▶ _Requirements_: Return the material below in full and exactly.

[Collected data]
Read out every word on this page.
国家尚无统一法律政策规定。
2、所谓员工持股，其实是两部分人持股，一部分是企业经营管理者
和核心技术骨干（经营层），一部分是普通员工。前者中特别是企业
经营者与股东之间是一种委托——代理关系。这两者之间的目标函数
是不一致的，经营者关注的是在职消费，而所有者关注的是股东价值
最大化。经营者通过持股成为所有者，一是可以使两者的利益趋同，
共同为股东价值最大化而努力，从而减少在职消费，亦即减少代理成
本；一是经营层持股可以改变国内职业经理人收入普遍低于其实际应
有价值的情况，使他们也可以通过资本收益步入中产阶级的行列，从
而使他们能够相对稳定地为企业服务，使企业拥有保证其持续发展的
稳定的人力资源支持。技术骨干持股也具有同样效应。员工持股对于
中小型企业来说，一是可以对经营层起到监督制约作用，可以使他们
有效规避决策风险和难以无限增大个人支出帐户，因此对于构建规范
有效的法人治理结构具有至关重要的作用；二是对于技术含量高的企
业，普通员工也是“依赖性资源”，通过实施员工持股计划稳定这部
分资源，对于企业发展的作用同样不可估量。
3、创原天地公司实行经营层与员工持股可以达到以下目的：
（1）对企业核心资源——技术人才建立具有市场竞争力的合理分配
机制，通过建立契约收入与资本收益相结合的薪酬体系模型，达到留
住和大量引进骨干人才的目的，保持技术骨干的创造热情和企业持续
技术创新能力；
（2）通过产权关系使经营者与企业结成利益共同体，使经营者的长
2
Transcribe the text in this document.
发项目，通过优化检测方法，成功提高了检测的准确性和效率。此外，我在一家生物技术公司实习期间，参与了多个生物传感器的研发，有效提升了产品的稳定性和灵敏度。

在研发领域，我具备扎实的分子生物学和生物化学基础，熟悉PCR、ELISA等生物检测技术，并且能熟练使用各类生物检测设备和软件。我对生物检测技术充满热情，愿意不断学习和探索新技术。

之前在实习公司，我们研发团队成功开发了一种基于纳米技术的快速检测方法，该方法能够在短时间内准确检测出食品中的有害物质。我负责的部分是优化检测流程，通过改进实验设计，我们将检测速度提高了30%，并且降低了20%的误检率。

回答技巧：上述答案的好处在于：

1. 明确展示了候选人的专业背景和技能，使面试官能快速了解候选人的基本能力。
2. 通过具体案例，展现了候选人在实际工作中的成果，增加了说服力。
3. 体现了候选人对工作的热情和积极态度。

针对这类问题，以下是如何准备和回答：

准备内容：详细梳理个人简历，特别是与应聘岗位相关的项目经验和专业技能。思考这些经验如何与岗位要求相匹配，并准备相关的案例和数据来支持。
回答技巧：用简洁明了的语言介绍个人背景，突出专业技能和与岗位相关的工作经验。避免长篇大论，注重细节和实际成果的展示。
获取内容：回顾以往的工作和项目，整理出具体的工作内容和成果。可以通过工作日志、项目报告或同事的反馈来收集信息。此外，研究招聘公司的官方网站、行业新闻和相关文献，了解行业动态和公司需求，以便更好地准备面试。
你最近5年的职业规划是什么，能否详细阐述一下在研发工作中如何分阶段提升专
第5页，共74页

▶ _Answer to the exercise_:
Read out every word on this page.
国家尚无统一法律政策规定。
2、所谓员工持股，其实是两部分人持股，一部分是企业经营管理者
和核心技术骨干（经营层），一部分是普通员工。前者中特别是企业
经营者与股东之间是一种委托——代理关系。这两者之间的目标函数
是不一致的，经营者关注的是在职消费，而所有者关注的是股东价值
最大化。经营者通过持股成为所有者，一是可以使两者的利益趋同，
共同为股东价值最大化而努力，从而减少在职消费，亦即减少代理成
本；一是经营层持股可以改变国内职业经理人收入普遍低于其实际应
有价值的情况，使他们也可以通过资本收益步入中产阶级的行列，从
而使他们能够相对稳定地为企业服务，使企业拥有保证其持续发展的
稳定的人力资源支持。技术骨干持股也具有同样效应。员工持股对于
中小型企业来说，一是可以对经营层起到监督制约作用，可以使他们
有效规避决策风险和难以无限增大个人支出帐户，因此对于构建规范
有效的法人治理结构具有至关重要的作用；二是对于技术含量高的企
业，普通员工也是“依赖性资源”，通过实施员工持股计划稳定这部
分资源，对于企业发展的作用同样不可估量。
3、创原天地公司实行经营层与员工持股可以达到以下目的：
（1）对企业核心资源——技术人才建立具有市场竞争力的合理分配
机制，通过建立契约收入与资本收益相结合的薪酬体系模型，达到留
住和大量引进骨干人才的目的，保持技术骨干的创造热情和企业持续
技术创新能力；
（2）通过产权关系使经营者与企业结成利益共同体，使经营者的长
2
Transcribe the text in this document.
发项目，通过优化检测方法，成功提高了检测的准确性和效率。此外，我在一家生物技术公司实习期间，参与了多个生物传感器的研发，有效提升了产品的稳定性和灵敏度。

在研发领域，我具备扎实的分子生物学和生物化学基础，熟悉PCR、ELISA等生物检测技术，并且能熟练使用各类生物检测设备和软件。我对生物检测技术充满热情，愿意不断学习和探索新技术。

之前在实习公司，我们研发团队成功开发了一种基于纳米技术的快速检测方法，该方法能够在短时间内准确检测出食品中的有害物质。我负责的部分是优化检测流程，通过改进实验设计，我们将检测速度提高了30%，并且降低了20%的误检率。

回答技巧：上述答案的好处在于：

1. 明确展示了候选人的专业背景和技能，使面试官能快速了解候选人的基本能力。
2. 通过具体案例，展现了候选人在实际工作中的成果，增加了说服力。
3. 体现了候选人对工作的热情和积极态度。

针对这类问题，以下是如何准备和回答：

准备内容：详细梳理个人简历，特别是与应聘岗位相关的项目经验和专业技能。思考这些经验如何与岗位要求相匹配，并准备相关的案例和数据来支持。
回答技巧：用简洁明了的语言介绍个人背景，突出专业技能和与岗位相关的工作经验。避免长篇大论，注重细节和实际成果的展示。
获取内容：回顾以往的工作和项目，整理出具体的工作内容和成果。可以通过工作日志、项目报告或同事的反馈来收集信息。此外，研究招聘公司的官方网站、行业新闻和相关文献，了解行业动态和公司需求，以便更好地准备面试。
你最近5年的职业规划是什么，能否详细阐述一下在研发工作中如何分阶段提升专
第5页，共74页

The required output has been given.